| WHAT THE EXERCISE ASKS |
Filter the records below down to lines containing "panel".

Data entries:
****************************************

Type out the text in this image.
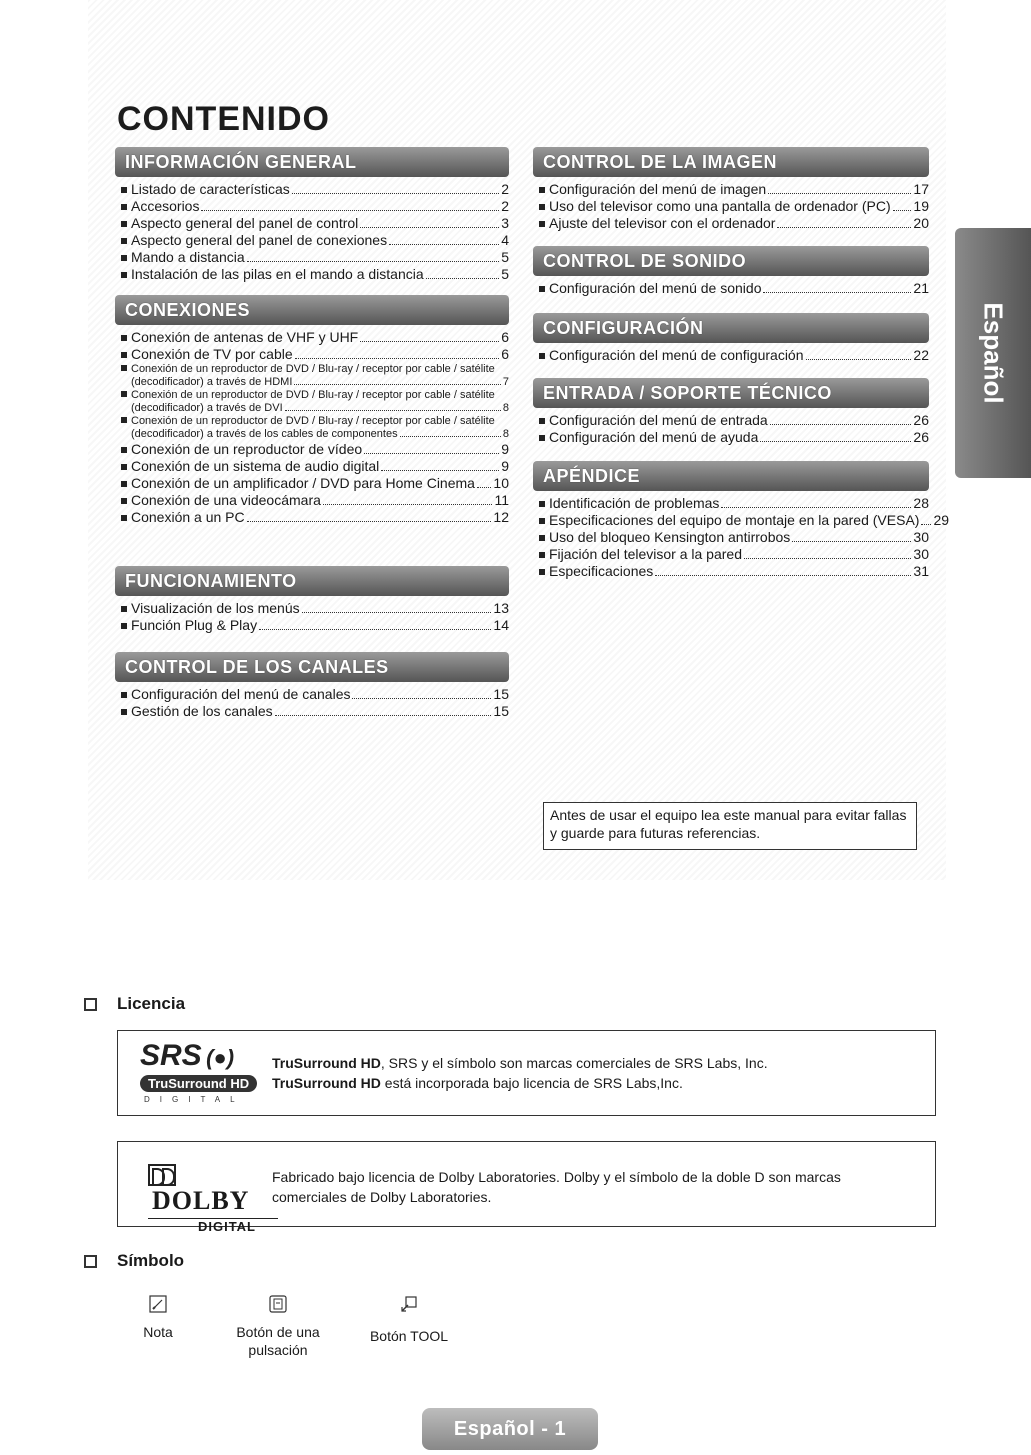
CONTENIDO
INFORMACIÓN GENERAL
Listado de características	2
Accesorios	2
Aspecto general del panel de control	3
Aspecto general del panel de conexiones	4
Mando a distancia	5
Instalación de las pilas en el mando a distancia	5
CONEXIONES
Conexión de antenas de VHF y UHF	6
Conexión de TV por cable	6
Conexión de un reproductor de DVD / Blu-ray / receptor por cable / satélite
(decodificador) a través de HDMI	7
Conexión de un reproductor de DVD / Blu-ray / receptor por cable / satélite
(decodificador) a través de DVI	8
Conexión de un reproductor de DVD / Blu-ray / receptor por cable / satélite
(decodificador) a través de los cables de componentes	8
Conexión de un reproductor de vídeo	9
Conexión de un sistema de audio digital	9
Conexión de un amplificador / DVD para Home Cinema 10
Conexión de una videocámara	11
Conexión a un PC	12
FUNCIONAMIENTO
Visualización de los menús	13
Función Plug & Play	14
CONTROL DE LOS CANALES
Configuración del menú de canales	15
Gestión de los canales	15
CONTROL DE LA IMAGEN
Configuración del menú de imagen	17
Uso del televisor como una pantalla de ordenador (PC) 19
Ajuste del televisor con el ordenador	20
CONTROL DE SONIDO
Configuración del menú de sonido	21
CONFIGURACIÓN
Configuración del menú de configuración	22
ENTRADA / SOPORTE TÉCNICO
Configuración del menú de entrada	26
Configuración del menú de ayuda	26
APÉNDICE
Identificación de problemas	28
Especificaciones del equipo de montaje en la pared (VESA) 29
Uso del bloqueo Kensington antirrobos	30
Fijación del televisor a la pared	30
Especificaciones	31
Español
Antes de usar el equipo lea este manual para evitar fallas y guarde para futuras referencias.
Licencia
SRS (●)
TruSurround HD
DIGITAL
TruSurround HD, SRS y el símbolo son marcas comerciales de SRS Labs, Inc.
TruSurround HD está incorporada bajo licencia de SRS Labs,Inc.
DOLBY
DIGITAL
Fabricado bajo licencia de Dolby Laboratories. Dolby y el símbolo de la doble D son marcas comerciales de Dolby Laboratories.
Símbolo
Nota	Botón de una pulsación
Botón TOOL
Español - 1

****************************************

| COMPLETED EXERCISE |
Aspecto general del panel de control	3
Aspecto general del panel de conexiones	4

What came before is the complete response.